Exercise requirements
Lines before the one containing "Transcribe the text in this document." are excluded. Repeat that line and every line after it, exactly.

Data rows
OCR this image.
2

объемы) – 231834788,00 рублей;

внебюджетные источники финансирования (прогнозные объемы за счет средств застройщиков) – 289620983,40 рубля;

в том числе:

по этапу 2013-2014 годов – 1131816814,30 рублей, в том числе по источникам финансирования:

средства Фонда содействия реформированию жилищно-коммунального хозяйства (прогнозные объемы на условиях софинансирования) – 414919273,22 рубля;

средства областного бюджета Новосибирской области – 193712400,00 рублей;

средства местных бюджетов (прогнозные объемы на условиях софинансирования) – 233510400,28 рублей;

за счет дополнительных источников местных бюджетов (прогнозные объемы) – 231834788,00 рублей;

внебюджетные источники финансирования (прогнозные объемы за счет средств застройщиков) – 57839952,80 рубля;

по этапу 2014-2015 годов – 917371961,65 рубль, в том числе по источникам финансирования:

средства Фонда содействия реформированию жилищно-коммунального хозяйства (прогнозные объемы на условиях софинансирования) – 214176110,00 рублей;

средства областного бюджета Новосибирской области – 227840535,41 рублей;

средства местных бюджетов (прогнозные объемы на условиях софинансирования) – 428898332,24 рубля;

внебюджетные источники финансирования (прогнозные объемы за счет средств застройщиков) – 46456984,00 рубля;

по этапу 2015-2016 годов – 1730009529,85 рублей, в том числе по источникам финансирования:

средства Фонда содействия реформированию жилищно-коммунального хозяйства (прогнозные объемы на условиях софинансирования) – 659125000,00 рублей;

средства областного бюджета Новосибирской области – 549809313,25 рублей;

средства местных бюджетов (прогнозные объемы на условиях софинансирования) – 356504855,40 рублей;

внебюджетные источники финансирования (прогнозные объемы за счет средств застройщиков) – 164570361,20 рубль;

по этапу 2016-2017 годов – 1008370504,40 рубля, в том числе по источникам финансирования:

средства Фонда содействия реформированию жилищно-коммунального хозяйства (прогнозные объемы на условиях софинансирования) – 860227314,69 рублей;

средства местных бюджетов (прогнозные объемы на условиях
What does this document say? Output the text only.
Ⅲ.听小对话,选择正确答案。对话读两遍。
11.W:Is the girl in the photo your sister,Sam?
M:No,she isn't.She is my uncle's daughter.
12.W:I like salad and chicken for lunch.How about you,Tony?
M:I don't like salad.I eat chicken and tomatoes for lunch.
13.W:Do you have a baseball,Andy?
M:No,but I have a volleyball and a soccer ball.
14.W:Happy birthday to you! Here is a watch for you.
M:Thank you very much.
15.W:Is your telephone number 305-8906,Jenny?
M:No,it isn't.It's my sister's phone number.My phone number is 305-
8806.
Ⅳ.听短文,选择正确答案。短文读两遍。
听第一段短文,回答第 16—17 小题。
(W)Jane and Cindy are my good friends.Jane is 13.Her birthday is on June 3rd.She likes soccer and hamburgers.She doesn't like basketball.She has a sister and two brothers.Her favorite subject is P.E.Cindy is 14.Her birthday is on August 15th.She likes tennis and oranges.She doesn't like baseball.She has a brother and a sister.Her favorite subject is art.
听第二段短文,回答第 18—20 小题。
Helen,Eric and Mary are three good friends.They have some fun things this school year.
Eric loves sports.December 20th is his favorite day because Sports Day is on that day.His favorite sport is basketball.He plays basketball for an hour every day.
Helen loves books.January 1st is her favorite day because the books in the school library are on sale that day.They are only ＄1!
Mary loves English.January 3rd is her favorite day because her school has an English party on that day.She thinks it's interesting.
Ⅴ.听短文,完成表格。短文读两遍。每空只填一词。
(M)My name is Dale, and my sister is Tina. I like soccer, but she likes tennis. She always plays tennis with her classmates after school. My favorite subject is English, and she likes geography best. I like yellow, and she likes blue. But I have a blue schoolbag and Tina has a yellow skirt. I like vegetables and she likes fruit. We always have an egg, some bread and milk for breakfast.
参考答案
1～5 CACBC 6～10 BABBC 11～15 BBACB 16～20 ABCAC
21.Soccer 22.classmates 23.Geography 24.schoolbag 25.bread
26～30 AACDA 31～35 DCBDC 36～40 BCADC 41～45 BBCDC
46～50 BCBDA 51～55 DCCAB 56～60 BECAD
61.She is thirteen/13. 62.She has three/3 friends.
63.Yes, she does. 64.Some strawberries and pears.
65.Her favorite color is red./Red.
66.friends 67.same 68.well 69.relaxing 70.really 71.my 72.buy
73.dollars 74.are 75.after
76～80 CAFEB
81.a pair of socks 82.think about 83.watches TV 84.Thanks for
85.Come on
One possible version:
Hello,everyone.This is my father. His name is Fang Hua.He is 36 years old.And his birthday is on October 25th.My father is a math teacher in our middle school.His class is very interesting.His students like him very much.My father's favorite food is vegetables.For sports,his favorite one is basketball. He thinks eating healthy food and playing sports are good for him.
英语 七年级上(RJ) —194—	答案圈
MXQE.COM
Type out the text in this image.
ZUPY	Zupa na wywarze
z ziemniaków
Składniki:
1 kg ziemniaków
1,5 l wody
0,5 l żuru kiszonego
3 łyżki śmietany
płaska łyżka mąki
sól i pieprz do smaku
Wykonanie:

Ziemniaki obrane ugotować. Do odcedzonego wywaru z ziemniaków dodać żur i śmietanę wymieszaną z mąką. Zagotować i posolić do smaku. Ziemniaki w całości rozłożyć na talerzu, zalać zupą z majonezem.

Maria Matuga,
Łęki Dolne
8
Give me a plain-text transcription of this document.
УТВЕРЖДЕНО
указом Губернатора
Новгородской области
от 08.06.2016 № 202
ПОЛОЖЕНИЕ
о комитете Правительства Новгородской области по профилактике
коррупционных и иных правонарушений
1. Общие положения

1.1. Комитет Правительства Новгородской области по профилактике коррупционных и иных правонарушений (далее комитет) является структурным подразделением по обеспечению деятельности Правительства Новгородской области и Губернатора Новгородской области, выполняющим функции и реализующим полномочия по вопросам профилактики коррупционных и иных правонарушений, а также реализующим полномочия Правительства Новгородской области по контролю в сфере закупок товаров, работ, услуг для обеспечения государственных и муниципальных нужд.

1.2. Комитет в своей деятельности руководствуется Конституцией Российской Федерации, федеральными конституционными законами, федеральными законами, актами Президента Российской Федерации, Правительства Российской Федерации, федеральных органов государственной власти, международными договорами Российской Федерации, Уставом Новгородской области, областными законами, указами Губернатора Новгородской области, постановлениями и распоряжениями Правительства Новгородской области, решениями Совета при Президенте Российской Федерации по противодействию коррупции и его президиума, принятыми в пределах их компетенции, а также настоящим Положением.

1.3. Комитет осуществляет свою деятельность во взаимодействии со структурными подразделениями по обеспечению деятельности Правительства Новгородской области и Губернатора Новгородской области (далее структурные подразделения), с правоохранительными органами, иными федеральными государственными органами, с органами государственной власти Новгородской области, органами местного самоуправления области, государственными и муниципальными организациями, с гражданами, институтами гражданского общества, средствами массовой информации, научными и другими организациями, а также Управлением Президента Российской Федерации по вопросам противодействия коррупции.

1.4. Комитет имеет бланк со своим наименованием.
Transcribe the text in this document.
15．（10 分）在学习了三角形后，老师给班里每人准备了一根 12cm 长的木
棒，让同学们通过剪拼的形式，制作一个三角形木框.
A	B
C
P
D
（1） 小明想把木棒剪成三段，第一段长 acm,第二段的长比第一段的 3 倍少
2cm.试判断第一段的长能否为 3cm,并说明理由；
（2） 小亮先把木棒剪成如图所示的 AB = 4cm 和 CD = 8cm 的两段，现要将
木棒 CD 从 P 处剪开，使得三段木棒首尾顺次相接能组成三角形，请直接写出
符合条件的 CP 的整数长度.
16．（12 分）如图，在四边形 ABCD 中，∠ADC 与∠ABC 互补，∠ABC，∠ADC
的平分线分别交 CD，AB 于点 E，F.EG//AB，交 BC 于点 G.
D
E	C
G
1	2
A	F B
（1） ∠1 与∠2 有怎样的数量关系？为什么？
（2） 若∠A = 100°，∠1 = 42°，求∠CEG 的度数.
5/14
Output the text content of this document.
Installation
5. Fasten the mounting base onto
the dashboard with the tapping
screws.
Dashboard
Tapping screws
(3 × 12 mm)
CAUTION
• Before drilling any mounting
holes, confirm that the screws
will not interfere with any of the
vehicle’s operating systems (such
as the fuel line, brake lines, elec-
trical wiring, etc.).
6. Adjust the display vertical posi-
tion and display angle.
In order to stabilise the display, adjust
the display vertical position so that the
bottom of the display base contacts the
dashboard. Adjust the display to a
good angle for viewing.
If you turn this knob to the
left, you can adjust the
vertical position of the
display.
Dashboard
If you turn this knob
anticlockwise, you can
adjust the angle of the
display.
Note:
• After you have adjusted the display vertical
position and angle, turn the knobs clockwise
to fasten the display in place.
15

The output
Transcribe the text in this document.
15．（10 分）在学习了三角形后，老师给班里每人准备了一根 12cm 长的木
棒，让同学们通过剪拼的形式，制作一个三角形木框.
A	B
C
P
D
（1） 小明想把木棒剪成三段，第一段长 acm,第二段的长比第一段的 3 倍少
2cm.试判断第一段的长能否为 3cm,并说明理由；
（2） 小亮先把木棒剪成如图所示的 AB = 4cm 和 CD = 8cm 的两段，现要将
木棒 CD 从 P 处剪开，使得三段木棒首尾顺次相接能组成三角形，请直接写出
符合条件的 CP 的整数长度.
16．（12 分）如图，在四边形 ABCD 中，∠ADC 与∠ABC 互补，∠ABC，∠ADC
的平分线分别交 CD，AB 于点 E，F.EG//AB，交 BC 于点 G.
D
E	C
G
1	2
A	F B
（1） ∠1 与∠2 有怎样的数量关系？为什么？
（2） 若∠A = 100°，∠1 = 42°，求∠CEG 的度数.
5/14
Output the text content of this document.
Installation
5. Fasten the mounting base onto
the dashboard with the tapping
screws.
Dashboard
Tapping screws
(3 × 12 mm)
CAUTION
• Before drilling any mounting
holes, confirm that the screws
will not interfere with any of the
vehicle’s operating systems (such
as the fuel line, brake lines, elec-
trical wiring, etc.).
6. Adjust the display vertical posi-
tion and display angle.
In order to stabilise the display, adjust
the display vertical position so that the
bottom of the display base contacts the
dashboard. Adjust the display to a
good angle for viewing.
If you turn this knob to the
left, you can adjust the
vertical position of the
display.
Dashboard
If you turn this knob
anticlockwise, you can
adjust the angle of the
display.
Note:
• After you have adjusted the display vertical
position and angle, turn the knobs clockwise
to fasten the display in place.
15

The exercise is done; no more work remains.